## Written instruction
Write the material out again in full, word for word. Do not include the pictures.

───── Recorded information

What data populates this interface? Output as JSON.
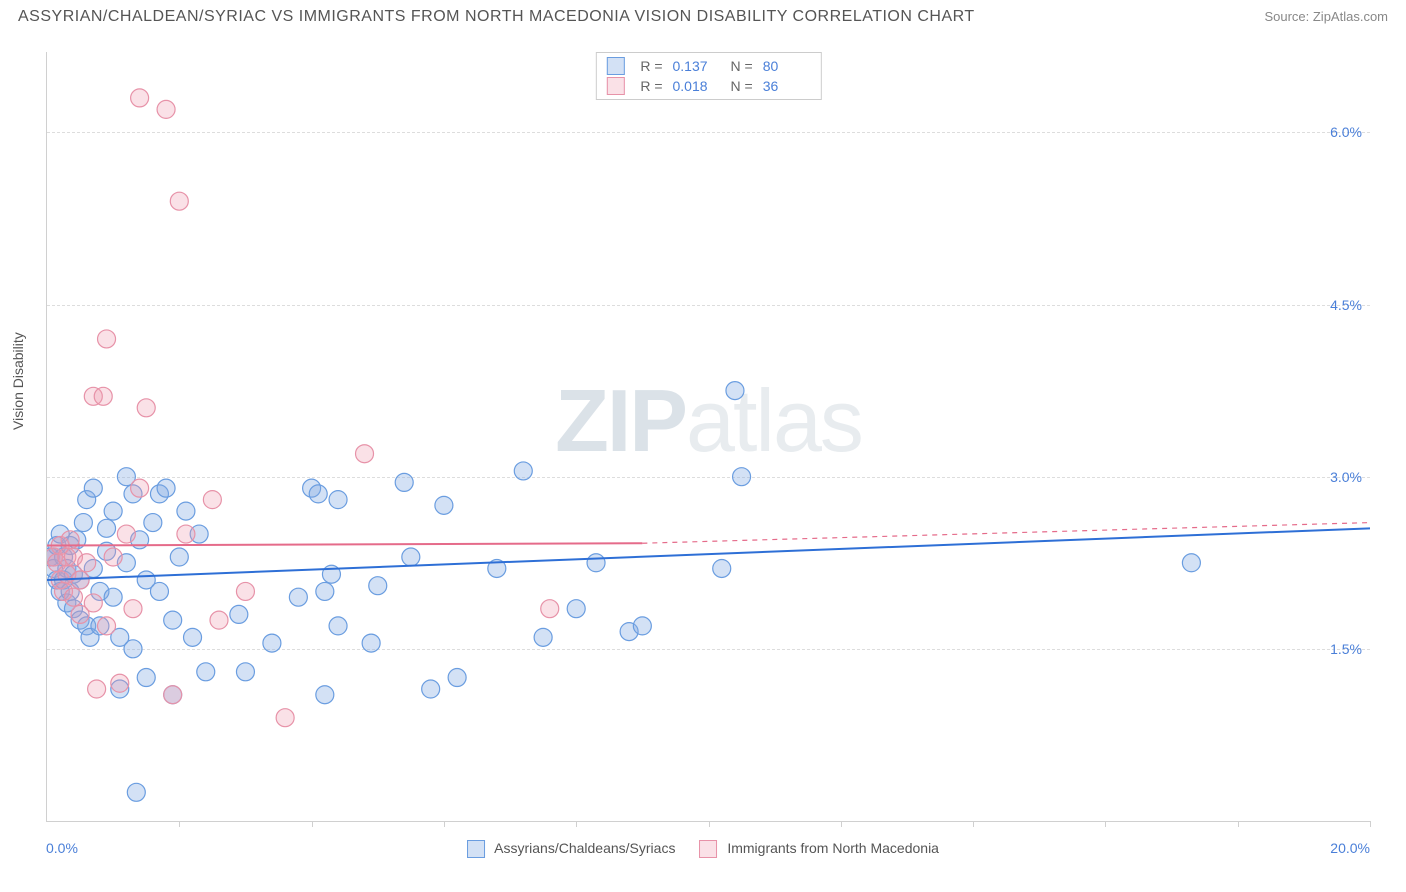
{
  "header": {
    "title": "ASSYRIAN/CHALDEAN/SYRIAC VS IMMIGRANTS FROM NORTH MACEDONIA VISION DISABILITY CORRELATION CHART",
    "source": "Source: ZipAtlas.com"
  },
  "chart": {
    "type": "scatter",
    "ylabel": "Vision Disability",
    "xlim": [
      0,
      20
    ],
    "ylim": [
      0,
      6.7
    ],
    "xtick_step_pct": 10,
    "ytick_values": [
      1.5,
      3.0,
      4.5,
      6.0
    ],
    "ytick_labels": [
      "1.5%",
      "3.0%",
      "4.5%",
      "6.0%"
    ],
    "xaxis_min_label": "0.0%",
    "xaxis_max_label": "20.0%",
    "background_color": "#ffffff",
    "grid_color": "#dddddd",
    "marker_radius": 9,
    "marker_stroke_width": 1.2,
    "line_width": 2,
    "watermark_text_bold": "ZIP",
    "watermark_text_light": "atlas",
    "series": [
      {
        "name": "Assyrians/Chaldeans/Syriacs",
        "color_fill": "rgba(130,170,225,0.35)",
        "color_stroke": "#6a9de0",
        "line_color": "#2e6fd6",
        "r_value": "0.137",
        "n_value": "80",
        "trend_solid": {
          "x1": 0,
          "y1": 2.1,
          "x2": 20,
          "y2": 2.55
        },
        "trend_dashed": null,
        "points": [
          [
            0.05,
            2.3
          ],
          [
            0.1,
            2.3
          ],
          [
            0.1,
            2.2
          ],
          [
            0.15,
            2.4
          ],
          [
            0.15,
            2.1
          ],
          [
            0.2,
            2.0
          ],
          [
            0.2,
            2.5
          ],
          [
            0.25,
            2.3
          ],
          [
            0.25,
            2.1
          ],
          [
            0.3,
            2.2
          ],
          [
            0.3,
            1.9
          ],
          [
            0.35,
            2.4
          ],
          [
            0.35,
            2.0
          ],
          [
            0.4,
            2.15
          ],
          [
            0.4,
            1.85
          ],
          [
            0.45,
            2.45
          ],
          [
            0.5,
            2.1
          ],
          [
            0.5,
            1.75
          ],
          [
            0.55,
            2.6
          ],
          [
            0.6,
            1.7
          ],
          [
            0.6,
            2.8
          ],
          [
            0.65,
            1.6
          ],
          [
            0.7,
            2.2
          ],
          [
            0.7,
            2.9
          ],
          [
            0.8,
            2.0
          ],
          [
            0.8,
            1.7
          ],
          [
            0.9,
            2.35
          ],
          [
            0.9,
            2.55
          ],
          [
            1.0,
            1.95
          ],
          [
            1.0,
            2.7
          ],
          [
            1.1,
            1.6
          ],
          [
            1.1,
            1.15
          ],
          [
            1.2,
            2.25
          ],
          [
            1.2,
            3.0
          ],
          [
            1.3,
            2.85
          ],
          [
            1.3,
            1.5
          ],
          [
            1.4,
            2.45
          ],
          [
            1.5,
            2.1
          ],
          [
            1.5,
            1.25
          ],
          [
            1.6,
            2.6
          ],
          [
            1.7,
            2.0
          ],
          [
            1.7,
            2.85
          ],
          [
            1.8,
            2.9
          ],
          [
            1.9,
            1.75
          ],
          [
            1.9,
            1.1
          ],
          [
            2.0,
            2.3
          ],
          [
            2.1,
            2.7
          ],
          [
            2.2,
            1.6
          ],
          [
            2.3,
            2.5
          ],
          [
            2.4,
            1.3
          ],
          [
            2.9,
            1.8
          ],
          [
            3.0,
            1.3
          ],
          [
            3.4,
            1.55
          ],
          [
            3.8,
            1.95
          ],
          [
            4.0,
            2.9
          ],
          [
            4.1,
            2.85
          ],
          [
            4.2,
            2.0
          ],
          [
            4.2,
            1.1
          ],
          [
            4.3,
            2.15
          ],
          [
            4.4,
            1.7
          ],
          [
            4.4,
            2.8
          ],
          [
            4.9,
            1.55
          ],
          [
            5.0,
            2.05
          ],
          [
            5.4,
            2.95
          ],
          [
            5.5,
            2.3
          ],
          [
            5.8,
            1.15
          ],
          [
            6.0,
            2.75
          ],
          [
            6.2,
            1.25
          ],
          [
            6.8,
            2.2
          ],
          [
            7.2,
            3.05
          ],
          [
            7.5,
            1.6
          ],
          [
            8.0,
            1.85
          ],
          [
            8.3,
            2.25
          ],
          [
            8.8,
            1.65
          ],
          [
            9.0,
            1.7
          ],
          [
            10.2,
            2.2
          ],
          [
            10.4,
            3.75
          ],
          [
            10.5,
            3.0
          ],
          [
            17.3,
            2.25
          ],
          [
            1.35,
            0.25
          ]
        ]
      },
      {
        "name": "Immigrants from North Macedonia",
        "color_fill": "rgba(240,155,175,0.3)",
        "color_stroke": "#e792a8",
        "line_color": "#e56b8a",
        "r_value": "0.018",
        "n_value": "36",
        "trend_solid": {
          "x1": 0,
          "y1": 2.4,
          "x2": 9,
          "y2": 2.42
        },
        "trend_dashed": {
          "x1": 9,
          "y1": 2.42,
          "x2": 20,
          "y2": 2.6
        },
        "points": [
          [
            0.1,
            2.3
          ],
          [
            0.15,
            2.25
          ],
          [
            0.2,
            2.1
          ],
          [
            0.2,
            2.4
          ],
          [
            0.25,
            2.0
          ],
          [
            0.3,
            2.3
          ],
          [
            0.3,
            2.15
          ],
          [
            0.35,
            2.45
          ],
          [
            0.4,
            1.95
          ],
          [
            0.4,
            2.3
          ],
          [
            0.5,
            2.1
          ],
          [
            0.5,
            1.8
          ],
          [
            0.6,
            2.25
          ],
          [
            0.7,
            1.9
          ],
          [
            0.7,
            3.7
          ],
          [
            0.75,
            1.15
          ],
          [
            0.85,
            3.7
          ],
          [
            0.9,
            1.7
          ],
          [
            0.9,
            4.2
          ],
          [
            1.0,
            2.3
          ],
          [
            1.1,
            1.2
          ],
          [
            1.2,
            2.5
          ],
          [
            1.3,
            1.85
          ],
          [
            1.4,
            2.9
          ],
          [
            1.4,
            6.3
          ],
          [
            1.5,
            3.6
          ],
          [
            1.8,
            6.2
          ],
          [
            1.9,
            1.1
          ],
          [
            2.0,
            5.4
          ],
          [
            2.1,
            2.5
          ],
          [
            2.5,
            2.8
          ],
          [
            2.6,
            1.75
          ],
          [
            3.0,
            2.0
          ],
          [
            3.6,
            0.9
          ],
          [
            4.8,
            3.2
          ],
          [
            7.6,
            1.85
          ]
        ]
      }
    ]
  },
  "bottom_legend": {
    "items": [
      {
        "label": "Assyrians/Chaldeans/Syriacs",
        "fill": "rgba(130,170,225,0.5)",
        "stroke": "#6a9de0"
      },
      {
        "label": "Immigrants from North Macedonia",
        "fill": "rgba(240,155,175,0.45)",
        "stroke": "#e792a8"
      }
    ]
  }
}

──────────

## Correct answer
What data populates this interface? Output as JSON.
{
  "header": {
    "title": "ASSYRIAN/CHALDEAN/SYRIAC VS IMMIGRANTS FROM NORTH MACEDONIA VISION DISABILITY CORRELATION CHART",
    "source": "Source: ZipAtlas.com"
  },
  "chart": {
    "type": "scatter",
    "ylabel": "Vision Disability",
    "xlim": [
      0,
      20
    ],
    "ylim": [
      0,
      6.7
    ],
    "xtick_step_pct": 10,
    "ytick_values": [
      1.5,
      3.0,
      4.5,
      6.0
    ],
    "ytick_labels": [
      "1.5%",
      "3.0%",
      "4.5%",
      "6.0%"
    ],
    "xaxis_min_label": "0.0%",
    "xaxis_max_label": "20.0%",
    "background_color": "#ffffff",
    "grid_color": "#dddddd",
    "marker_radius": 9,
    "marker_stroke_width": 1.2,
    "line_width": 2,
    "watermark_text_bold": "ZIP",
    "watermark_text_light": "atlas",
    "series": [
      {
        "name": "Assyrians/Chaldeans/Syriacs",
        "color_fill": "rgba(130,170,225,0.35)",
        "color_stroke": "#6a9de0",
        "line_color": "#2e6fd6",
        "r_value": "0.137",
        "n_value": "80",
        "trend_solid": {
          "x1": 0,
          "y1": 2.1,
          "x2": 20,
          "y2": 2.55
        },
        "trend_dashed": null,
        "points": [
          [
            0.05,
            2.3
          ],
          [
            0.1,
            2.3
          ],
          [
            0.1,
            2.2
          ],
          [
            0.15,
            2.4
          ],
          [
            0.15,
            2.1
          ],
          [
            0.2,
            2.0
          ],
          [
            0.2,
            2.5
          ],
          [
            0.25,
            2.3
          ],
          [
            0.25,
            2.1
          ],
          [
            0.3,
            2.2
          ],
          [
            0.3,
            1.9
          ],
          [
            0.35,
            2.4
          ],
          [
            0.35,
            2.0
          ],
          [
            0.4,
            2.15
          ],
          [
            0.4,
            1.85
          ],
          [
            0.45,
            2.45
          ],
          [
            0.5,
            2.1
          ],
          [
            0.5,
            1.75
          ],
          [
            0.55,
            2.6
          ],
          [
            0.6,
            1.7
          ],
          [
            0.6,
            2.8
          ],
          [
            0.65,
            1.6
          ],
          [
            0.7,
            2.2
          ],
          [
            0.7,
            2.9
          ],
          [
            0.8,
            2.0
          ],
          [
            0.8,
            1.7
          ],
          [
            0.9,
            2.35
          ],
          [
            0.9,
            2.55
          ],
          [
            1.0,
            1.95
          ],
          [
            1.0,
            2.7
          ],
          [
            1.1,
            1.6
          ],
          [
            1.1,
            1.15
          ],
          [
            1.2,
            2.25
          ],
          [
            1.2,
            3.0
          ],
          [
            1.3,
            2.85
          ],
          [
            1.3,
            1.5
          ],
          [
            1.4,
            2.45
          ],
          [
            1.5,
            2.1
          ],
          [
            1.5,
            1.25
          ],
          [
            1.6,
            2.6
          ],
          [
            1.7,
            2.0
          ],
          [
            1.7,
            2.85
          ],
          [
            1.8,
            2.9
          ],
          [
            1.9,
            1.75
          ],
          [
            1.9,
            1.1
          ],
          [
            2.0,
            2.3
          ],
          [
            2.1,
            2.7
          ],
          [
            2.2,
            1.6
          ],
          [
            2.3,
            2.5
          ],
          [
            2.4,
            1.3
          ],
          [
            2.9,
            1.8
          ],
          [
            3.0,
            1.3
          ],
          [
            3.4,
            1.55
          ],
          [
            3.8,
            1.95
          ],
          [
            4.0,
            2.9
          ],
          [
            4.1,
            2.85
          ],
          [
            4.2,
            2.0
          ],
          [
            4.2,
            1.1
          ],
          [
            4.3,
            2.15
          ],
          [
            4.4,
            1.7
          ],
          [
            4.4,
            2.8
          ],
          [
            4.9,
            1.55
          ],
          [
            5.0,
            2.05
          ],
          [
            5.4,
            2.95
          ],
          [
            5.5,
            2.3
          ],
          [
            5.8,
            1.15
          ],
          [
            6.0,
            2.75
          ],
          [
            6.2,
            1.25
          ],
          [
            6.8,
            2.2
          ],
          [
            7.2,
            3.05
          ],
          [
            7.5,
            1.6
          ],
          [
            8.0,
            1.85
          ],
          [
            8.3,
            2.25
          ],
          [
            8.8,
            1.65
          ],
          [
            9.0,
            1.7
          ],
          [
            10.2,
            2.2
          ],
          [
            10.4,
            3.75
          ],
          [
            10.5,
            3.0
          ],
          [
            17.3,
            2.25
          ],
          [
            1.35,
            0.25
          ]
        ]
      },
      {
        "name": "Immigrants from North Macedonia",
        "color_fill": "rgba(240,155,175,0.3)",
        "color_stroke": "#e792a8",
        "line_color": "#e56b8a",
        "r_value": "0.018",
        "n_value": "36",
        "trend_solid": {
          "x1": 0,
          "y1": 2.4,
          "x2": 9,
          "y2": 2.42
        },
        "trend_dashed": {
          "x1": 9,
          "y1": 2.42,
          "x2": 20,
          "y2": 2.6
        },
        "points": [
          [
            0.1,
            2.3
          ],
          [
            0.15,
            2.25
          ],
          [
            0.2,
            2.1
          ],
          [
            0.2,
            2.4
          ],
          [
            0.25,
            2.0
          ],
          [
            0.3,
            2.3
          ],
          [
            0.3,
            2.15
          ],
          [
            0.35,
            2.45
          ],
          [
            0.4,
            1.95
          ],
          [
            0.4,
            2.3
          ],
          [
            0.5,
            2.1
          ],
          [
            0.5,
            1.8
          ],
          [
            0.6,
            2.25
          ],
          [
            0.7,
            1.9
          ],
          [
            0.7,
            3.7
          ],
          [
            0.75,
            1.15
          ],
          [
            0.85,
            3.7
          ],
          [
            0.9,
            1.7
          ],
          [
            0.9,
            4.2
          ],
          [
            1.0,
            2.3
          ],
          [
            1.1,
            1.2
          ],
          [
            1.2,
            2.5
          ],
          [
            1.3,
            1.85
          ],
          [
            1.4,
            2.9
          ],
          [
            1.4,
            6.3
          ],
          [
            1.5,
            3.6
          ],
          [
            1.8,
            6.2
          ],
          [
            1.9,
            1.1
          ],
          [
            2.0,
            5.4
          ],
          [
            2.1,
            2.5
          ],
          [
            2.5,
            2.8
          ],
          [
            2.6,
            1.75
          ],
          [
            3.0,
            2.0
          ],
          [
            3.6,
            0.9
          ],
          [
            4.8,
            3.2
          ],
          [
            7.6,
            1.85
          ]
        ]
      }
    ]
  },
  "bottom_legend": {
    "items": [
      {
        "label": "Assyrians/Chaldeans/Syriacs",
        "fill": "rgba(130,170,225,0.5)",
        "stroke": "#6a9de0"
      },
      {
        "label": "Immigrants from North Macedonia",
        "fill": "rgba(240,155,175,0.45)",
        "stroke": "#e792a8"
      }
    ]
  }
}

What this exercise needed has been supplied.